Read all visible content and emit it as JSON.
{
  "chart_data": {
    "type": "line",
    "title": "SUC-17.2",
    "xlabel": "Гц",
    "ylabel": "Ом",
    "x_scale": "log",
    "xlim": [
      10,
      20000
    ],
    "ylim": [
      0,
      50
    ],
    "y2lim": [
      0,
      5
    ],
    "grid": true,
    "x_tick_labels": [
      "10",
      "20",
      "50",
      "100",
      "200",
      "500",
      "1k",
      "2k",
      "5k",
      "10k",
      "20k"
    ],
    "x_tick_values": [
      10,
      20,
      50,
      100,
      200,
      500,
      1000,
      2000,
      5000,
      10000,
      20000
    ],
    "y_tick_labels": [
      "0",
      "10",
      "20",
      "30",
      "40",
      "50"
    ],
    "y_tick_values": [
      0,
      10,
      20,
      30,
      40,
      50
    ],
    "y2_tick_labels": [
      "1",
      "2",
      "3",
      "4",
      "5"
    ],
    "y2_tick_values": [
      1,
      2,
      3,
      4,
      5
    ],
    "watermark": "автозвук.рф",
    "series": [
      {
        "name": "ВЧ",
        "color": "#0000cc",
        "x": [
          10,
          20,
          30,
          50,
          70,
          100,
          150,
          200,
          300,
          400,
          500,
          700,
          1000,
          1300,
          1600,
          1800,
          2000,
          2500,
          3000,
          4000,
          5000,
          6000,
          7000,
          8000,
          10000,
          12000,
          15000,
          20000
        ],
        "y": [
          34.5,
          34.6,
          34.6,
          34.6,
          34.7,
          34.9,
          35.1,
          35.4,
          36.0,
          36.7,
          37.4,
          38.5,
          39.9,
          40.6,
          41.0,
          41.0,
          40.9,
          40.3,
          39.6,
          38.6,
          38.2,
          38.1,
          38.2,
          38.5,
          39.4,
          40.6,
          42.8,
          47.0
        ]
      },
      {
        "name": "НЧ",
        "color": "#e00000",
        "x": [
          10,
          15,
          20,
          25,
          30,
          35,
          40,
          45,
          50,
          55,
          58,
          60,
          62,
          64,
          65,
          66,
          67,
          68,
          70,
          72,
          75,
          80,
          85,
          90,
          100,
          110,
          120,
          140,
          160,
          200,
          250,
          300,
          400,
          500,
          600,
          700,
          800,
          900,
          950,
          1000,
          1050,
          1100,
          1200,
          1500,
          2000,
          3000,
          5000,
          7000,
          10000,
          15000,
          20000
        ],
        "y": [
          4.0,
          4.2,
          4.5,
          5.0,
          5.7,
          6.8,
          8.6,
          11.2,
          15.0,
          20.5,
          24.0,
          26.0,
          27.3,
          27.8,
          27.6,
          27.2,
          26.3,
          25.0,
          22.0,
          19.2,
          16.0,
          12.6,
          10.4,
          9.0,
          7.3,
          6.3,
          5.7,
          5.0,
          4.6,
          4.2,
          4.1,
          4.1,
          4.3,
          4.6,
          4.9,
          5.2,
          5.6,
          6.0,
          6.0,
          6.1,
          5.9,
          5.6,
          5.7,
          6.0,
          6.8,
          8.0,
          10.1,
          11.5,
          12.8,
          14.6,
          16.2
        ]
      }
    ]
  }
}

_What to work on:_
Word for word, quote all of the data above.

_Result for this exercise:_
Read all visible content and emit it as JSON.
{
  "chart_data": {
    "type": "line",
    "title": "SUC-17.2",
    "xlabel": "Гц",
    "ylabel": "Ом",
    "x_scale": "log",
    "xlim": [
      10,
      20000
    ],
    "ylim": [
      0,
      50
    ],
    "y2lim": [
      0,
      5
    ],
    "grid": true,
    "x_tick_labels": [
      "10",
      "20",
      "50",
      "100",
      "200",
      "500",
      "1k",
      "2k",
      "5k",
      "10k",
      "20k"
    ],
    "x_tick_values": [
      10,
      20,
      50,
      100,
      200,
      500,
      1000,
      2000,
      5000,
      10000,
      20000
    ],
    "y_tick_labels": [
      "0",
      "10",
      "20",
      "30",
      "40",
      "50"
    ],
    "y_tick_values": [
      0,
      10,
      20,
      30,
      40,
      50
    ],
    "y2_tick_labels": [
      "1",
      "2",
      "3",
      "4",
      "5"
    ],
    "y2_tick_values": [
      1,
      2,
      3,
      4,
      5
    ],
    "watermark": "автозвук.рф",
    "series": [
      {
        "name": "ВЧ",
        "color": "#0000cc",
        "x": [
          10,
          20,
          30,
          50,
          70,
          100,
          150,
          200,
          300,
          400,
          500,
          700,
          1000,
          1300,
          1600,
          1800,
          2000,
          2500,
          3000,
          4000,
          5000,
          6000,
          7000,
          8000,
          10000,
          12000,
          15000,
          20000
        ],
        "y": [
          34.5,
          34.6,
          34.6,
          34.6,
          34.7,
          34.9,
          35.1,
          35.4,
          36.0,
          36.7,
          37.4,
          38.5,
          39.9,
          40.6,
          41.0,
          41.0,
          40.9,
          40.3,
          39.6,
          38.6,
          38.2,
          38.1,
          38.2,
          38.5,
          39.4,
          40.6,
          42.8,
          47.0
        ]
      },
      {
        "name": "НЧ",
        "color": "#e00000",
        "x": [
          10,
          15,
          20,
          25,
          30,
          35,
          40,
          45,
          50,
          55,
          58,
          60,
          62,
          64,
          65,
          66,
          67,
          68,
          70,
          72,
          75,
          80,
          85,
          90,
          100,
          110,
          120,
          140,
          160,
          200,
          250,
          300,
          400,
          500,
          600,
          700,
          800,
          900,
          950,
          1000,
          1050,
          1100,
          1200,
          1500,
          2000,
          3000,
          5000,
          7000,
          10000,
          15000,
          20000
        ],
        "y": [
          4.0,
          4.2,
          4.5,
          5.0,
          5.7,
          6.8,
          8.6,
          11.2,
          15.0,
          20.5,
          24.0,
          26.0,
          27.3,
          27.8,
          27.6,
          27.2,
          26.3,
          25.0,
          22.0,
          19.2,
          16.0,
          12.6,
          10.4,
          9.0,
          7.3,
          6.3,
          5.7,
          5.0,
          4.6,
          4.2,
          4.1,
          4.1,
          4.3,
          4.6,
          4.9,
          5.2,
          5.6,
          6.0,
          6.0,
          6.1,
          5.9,
          5.6,
          5.7,
          6.0,
          6.8,
          8.0,
          10.1,
          11.5,
          12.8,
          14.6,
          16.2
        ]
      }
    ]
  }
}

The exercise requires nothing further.